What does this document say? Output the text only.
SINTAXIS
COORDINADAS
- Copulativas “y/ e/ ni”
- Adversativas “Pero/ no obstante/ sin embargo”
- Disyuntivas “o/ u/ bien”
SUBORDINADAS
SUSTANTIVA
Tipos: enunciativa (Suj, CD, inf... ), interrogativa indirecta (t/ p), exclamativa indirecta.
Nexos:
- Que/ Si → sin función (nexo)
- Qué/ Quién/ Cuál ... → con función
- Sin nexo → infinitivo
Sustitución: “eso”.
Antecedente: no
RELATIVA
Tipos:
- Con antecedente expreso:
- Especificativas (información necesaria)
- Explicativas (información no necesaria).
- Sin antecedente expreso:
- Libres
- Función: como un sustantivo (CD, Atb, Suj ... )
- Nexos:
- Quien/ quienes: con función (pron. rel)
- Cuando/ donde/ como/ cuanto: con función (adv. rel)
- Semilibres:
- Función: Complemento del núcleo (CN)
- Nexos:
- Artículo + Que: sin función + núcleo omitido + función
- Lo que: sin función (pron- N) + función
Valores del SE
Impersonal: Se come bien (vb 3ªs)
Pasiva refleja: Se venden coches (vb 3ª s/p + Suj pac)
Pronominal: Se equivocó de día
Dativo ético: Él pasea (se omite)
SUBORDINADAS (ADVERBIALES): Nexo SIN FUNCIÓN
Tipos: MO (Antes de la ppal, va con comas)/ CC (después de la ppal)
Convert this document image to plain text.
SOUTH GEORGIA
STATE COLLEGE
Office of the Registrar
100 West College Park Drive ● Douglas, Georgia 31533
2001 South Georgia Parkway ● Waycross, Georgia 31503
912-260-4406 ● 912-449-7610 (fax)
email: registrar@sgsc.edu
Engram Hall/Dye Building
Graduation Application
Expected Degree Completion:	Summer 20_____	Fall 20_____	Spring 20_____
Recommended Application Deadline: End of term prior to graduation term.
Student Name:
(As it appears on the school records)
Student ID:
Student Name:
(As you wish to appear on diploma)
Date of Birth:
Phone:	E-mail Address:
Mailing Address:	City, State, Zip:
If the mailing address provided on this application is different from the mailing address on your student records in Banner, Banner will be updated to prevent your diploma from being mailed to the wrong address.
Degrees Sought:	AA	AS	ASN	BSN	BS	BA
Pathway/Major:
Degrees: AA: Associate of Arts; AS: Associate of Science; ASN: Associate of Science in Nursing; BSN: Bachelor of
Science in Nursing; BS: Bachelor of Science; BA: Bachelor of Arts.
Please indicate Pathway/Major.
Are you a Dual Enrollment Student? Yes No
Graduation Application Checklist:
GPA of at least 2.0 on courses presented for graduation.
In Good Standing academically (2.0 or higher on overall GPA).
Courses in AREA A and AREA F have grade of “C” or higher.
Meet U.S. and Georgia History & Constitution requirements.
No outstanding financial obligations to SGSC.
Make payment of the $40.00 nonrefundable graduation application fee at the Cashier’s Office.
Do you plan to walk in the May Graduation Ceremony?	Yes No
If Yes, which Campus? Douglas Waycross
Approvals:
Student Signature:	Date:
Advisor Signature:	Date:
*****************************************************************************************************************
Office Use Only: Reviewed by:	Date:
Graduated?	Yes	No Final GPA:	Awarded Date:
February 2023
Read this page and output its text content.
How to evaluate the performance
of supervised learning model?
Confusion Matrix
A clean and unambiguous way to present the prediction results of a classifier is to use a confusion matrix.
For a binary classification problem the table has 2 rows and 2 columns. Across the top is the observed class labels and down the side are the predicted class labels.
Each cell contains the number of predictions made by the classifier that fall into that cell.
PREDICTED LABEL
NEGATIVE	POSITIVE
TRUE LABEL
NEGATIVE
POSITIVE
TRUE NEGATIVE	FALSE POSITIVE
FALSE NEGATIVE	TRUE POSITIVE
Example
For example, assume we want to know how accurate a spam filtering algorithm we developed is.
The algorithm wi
▬▬▬▬▬▬
▸ Requirements:
Copy every line above that includes the string "higher".

▸ Output for this task:
In Good Standing academically (2.0 or higher on overall GPA).
Courses in AREA A and AREA F have grade of “C” or higher.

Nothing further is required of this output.